• [Data excerpts]
╭──

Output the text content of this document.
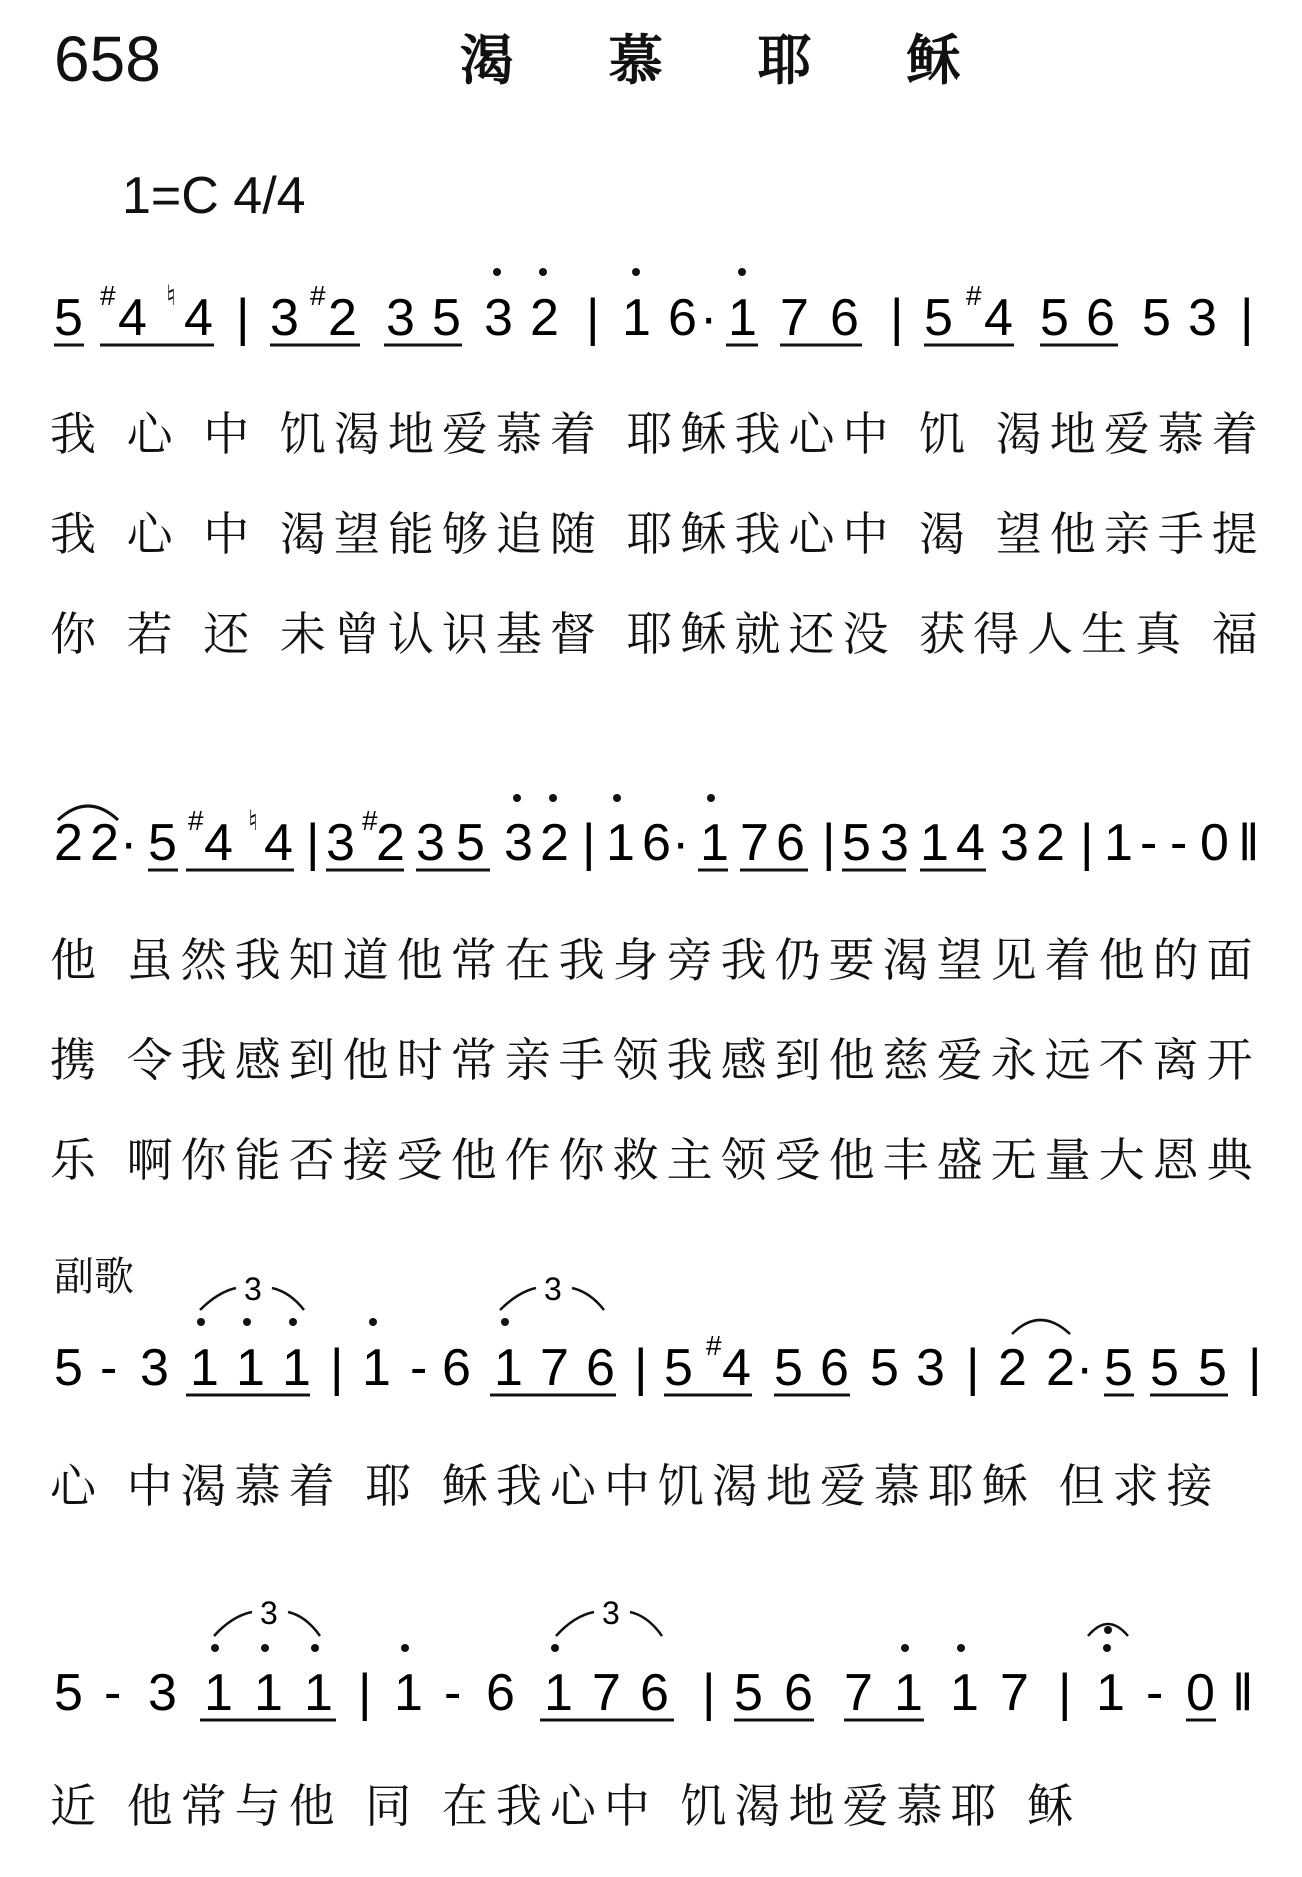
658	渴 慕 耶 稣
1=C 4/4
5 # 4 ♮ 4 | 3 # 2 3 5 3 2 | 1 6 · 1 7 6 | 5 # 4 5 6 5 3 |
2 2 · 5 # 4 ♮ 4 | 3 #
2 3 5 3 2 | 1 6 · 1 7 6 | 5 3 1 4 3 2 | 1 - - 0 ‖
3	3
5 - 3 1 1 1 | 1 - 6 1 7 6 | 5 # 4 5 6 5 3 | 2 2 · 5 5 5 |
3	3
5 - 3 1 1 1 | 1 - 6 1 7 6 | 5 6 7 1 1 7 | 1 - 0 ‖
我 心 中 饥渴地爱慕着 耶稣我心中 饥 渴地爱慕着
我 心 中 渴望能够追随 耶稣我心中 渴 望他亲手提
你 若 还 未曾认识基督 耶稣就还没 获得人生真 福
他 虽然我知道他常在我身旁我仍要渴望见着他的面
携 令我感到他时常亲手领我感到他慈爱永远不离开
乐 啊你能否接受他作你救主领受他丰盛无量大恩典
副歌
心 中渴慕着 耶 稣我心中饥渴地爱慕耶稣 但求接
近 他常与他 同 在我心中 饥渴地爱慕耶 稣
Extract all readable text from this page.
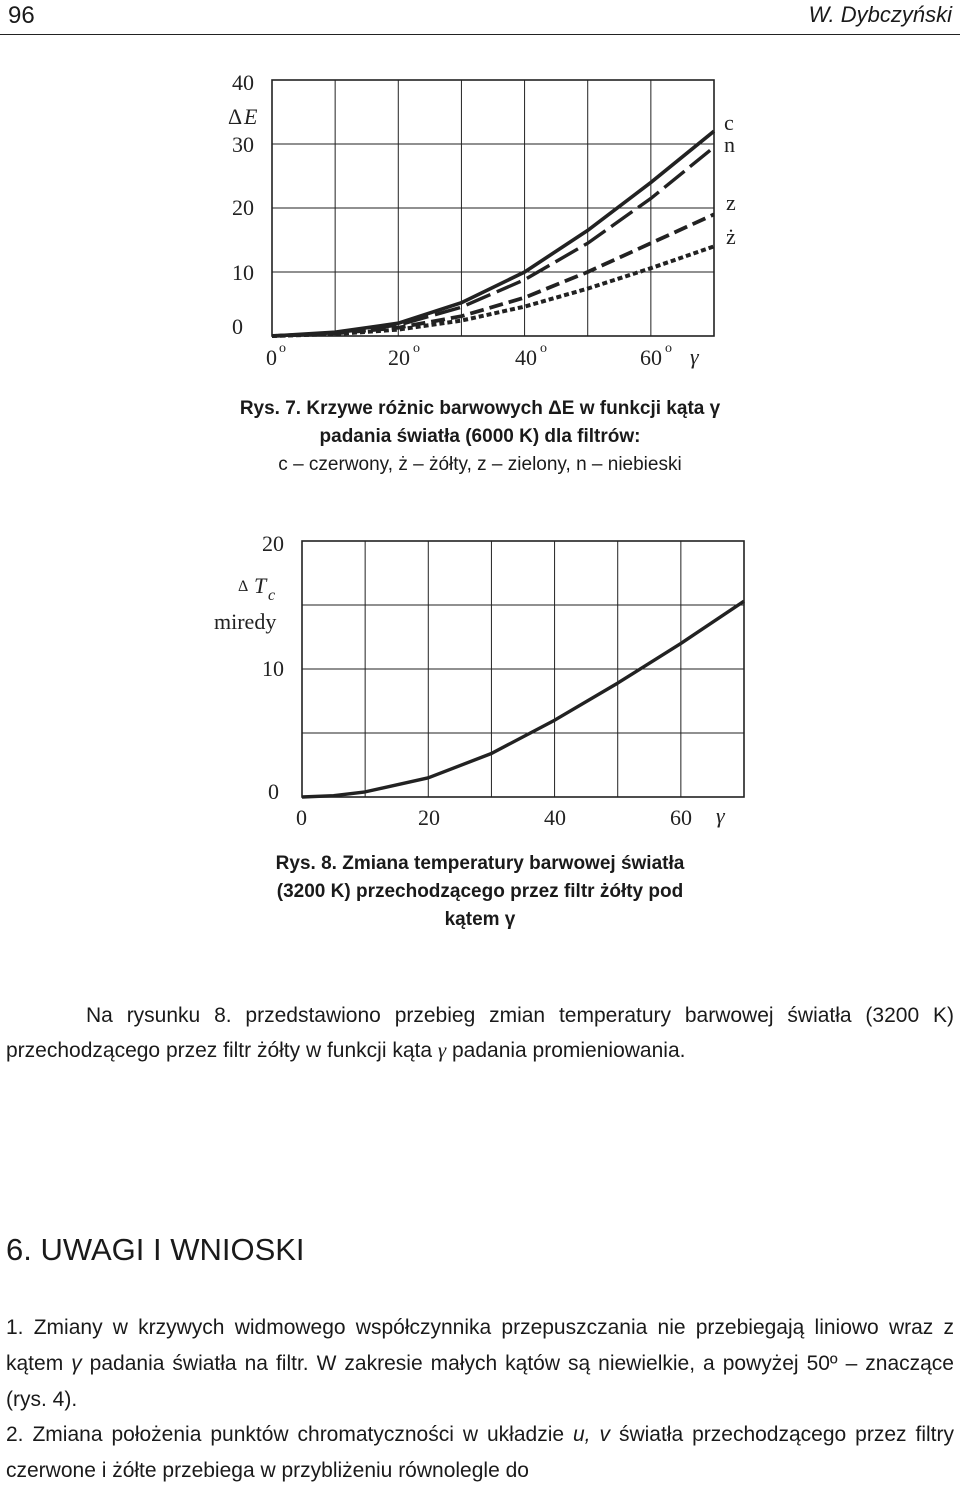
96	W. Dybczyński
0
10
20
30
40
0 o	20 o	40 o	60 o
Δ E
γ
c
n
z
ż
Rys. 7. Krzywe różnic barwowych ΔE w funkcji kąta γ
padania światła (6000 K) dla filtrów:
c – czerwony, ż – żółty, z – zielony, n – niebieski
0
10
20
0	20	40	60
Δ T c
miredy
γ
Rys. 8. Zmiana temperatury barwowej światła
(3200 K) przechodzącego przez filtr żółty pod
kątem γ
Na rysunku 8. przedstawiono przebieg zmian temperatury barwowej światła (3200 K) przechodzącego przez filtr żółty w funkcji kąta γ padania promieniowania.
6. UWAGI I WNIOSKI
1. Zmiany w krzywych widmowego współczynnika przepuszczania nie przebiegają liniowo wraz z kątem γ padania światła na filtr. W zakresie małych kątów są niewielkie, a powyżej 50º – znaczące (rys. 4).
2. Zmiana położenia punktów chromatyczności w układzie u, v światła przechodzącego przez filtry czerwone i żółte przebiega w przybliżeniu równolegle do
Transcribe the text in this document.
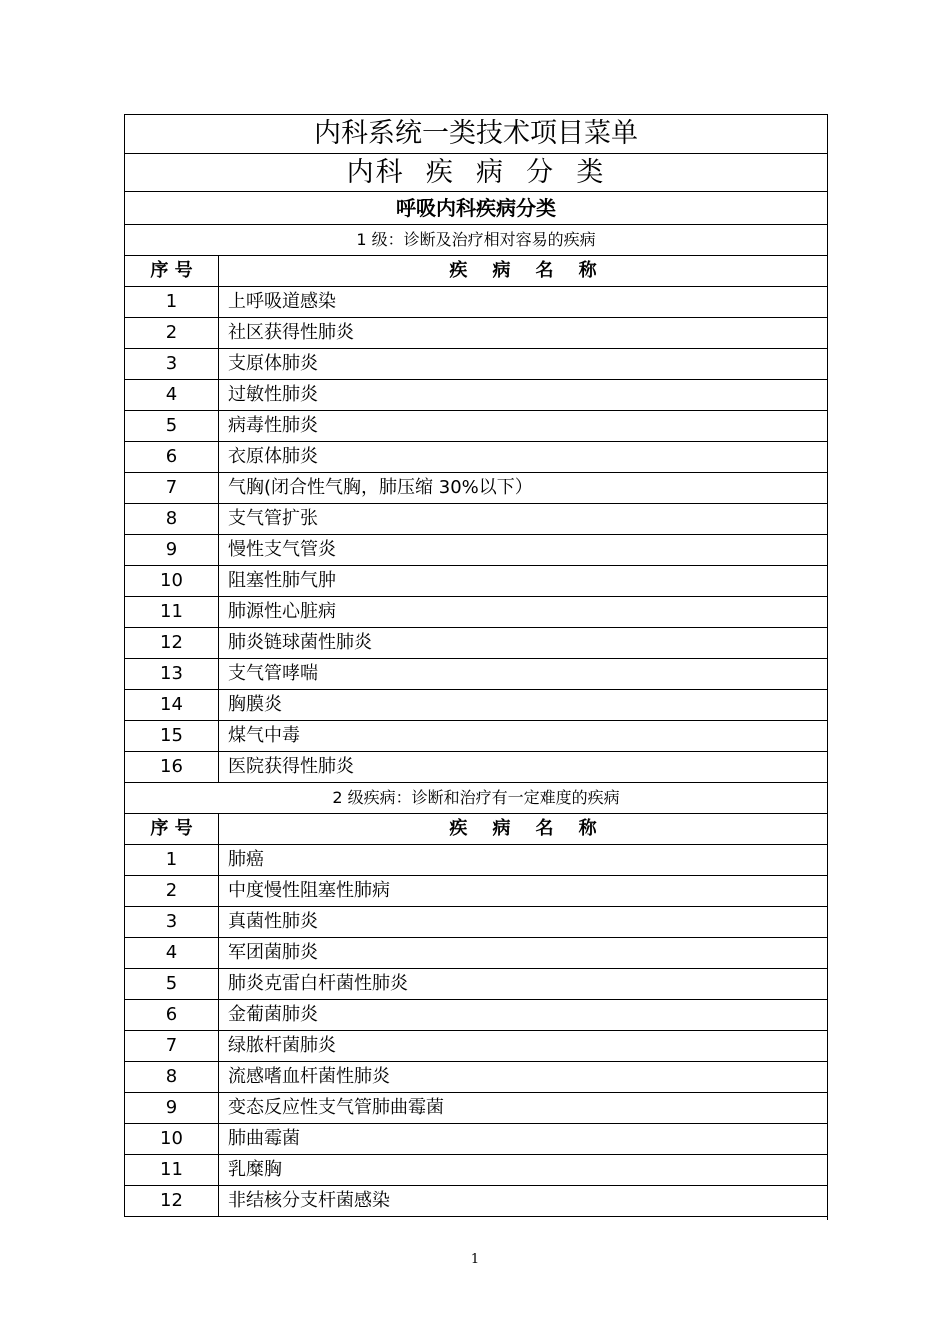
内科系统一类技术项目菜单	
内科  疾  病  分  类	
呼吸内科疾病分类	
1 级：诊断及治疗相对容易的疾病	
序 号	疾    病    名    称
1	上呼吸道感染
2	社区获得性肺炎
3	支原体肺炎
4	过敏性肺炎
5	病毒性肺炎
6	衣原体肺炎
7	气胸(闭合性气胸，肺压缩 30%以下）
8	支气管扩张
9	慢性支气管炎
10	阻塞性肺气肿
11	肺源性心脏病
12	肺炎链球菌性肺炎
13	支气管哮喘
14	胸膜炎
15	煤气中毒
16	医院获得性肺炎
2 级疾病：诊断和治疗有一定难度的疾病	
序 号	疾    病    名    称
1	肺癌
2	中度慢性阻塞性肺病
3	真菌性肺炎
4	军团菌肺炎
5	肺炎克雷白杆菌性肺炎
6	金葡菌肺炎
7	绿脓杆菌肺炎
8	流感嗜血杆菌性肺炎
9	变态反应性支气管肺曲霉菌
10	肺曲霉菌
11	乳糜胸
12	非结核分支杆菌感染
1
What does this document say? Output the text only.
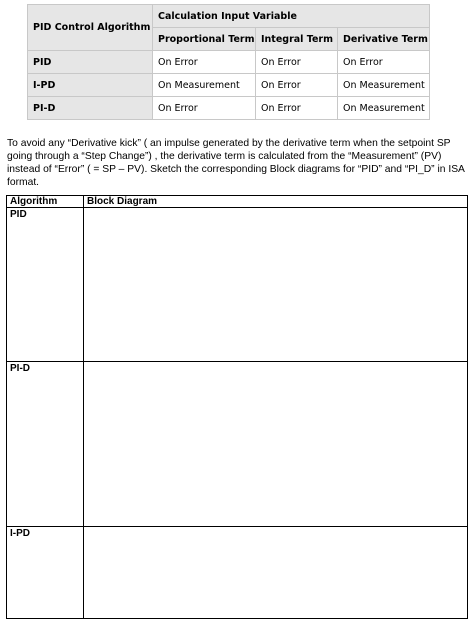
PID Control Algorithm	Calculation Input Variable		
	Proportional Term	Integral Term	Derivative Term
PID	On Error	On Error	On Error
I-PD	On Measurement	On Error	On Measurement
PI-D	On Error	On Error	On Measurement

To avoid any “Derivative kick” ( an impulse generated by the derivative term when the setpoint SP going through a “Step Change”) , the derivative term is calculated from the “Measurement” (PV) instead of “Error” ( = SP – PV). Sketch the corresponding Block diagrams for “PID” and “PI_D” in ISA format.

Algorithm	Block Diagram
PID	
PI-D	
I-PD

╰──

• [REQUEST] Using the listing above, locate the lines that hold "Block" and copy each one.

• [PROBLEM SOLUTION]
To avoid any “Derivative kick” ( an impulse generated by the derivative term when the setpoint SP going through a “Step Change”) , the derivative term is calculated from the “Measurement” (PV) instead of “Error” ( = SP – PV). Sketch the corresponding Block diagrams for “PID” and “PI_D” in ISA format.
Algorithm	Block Diagram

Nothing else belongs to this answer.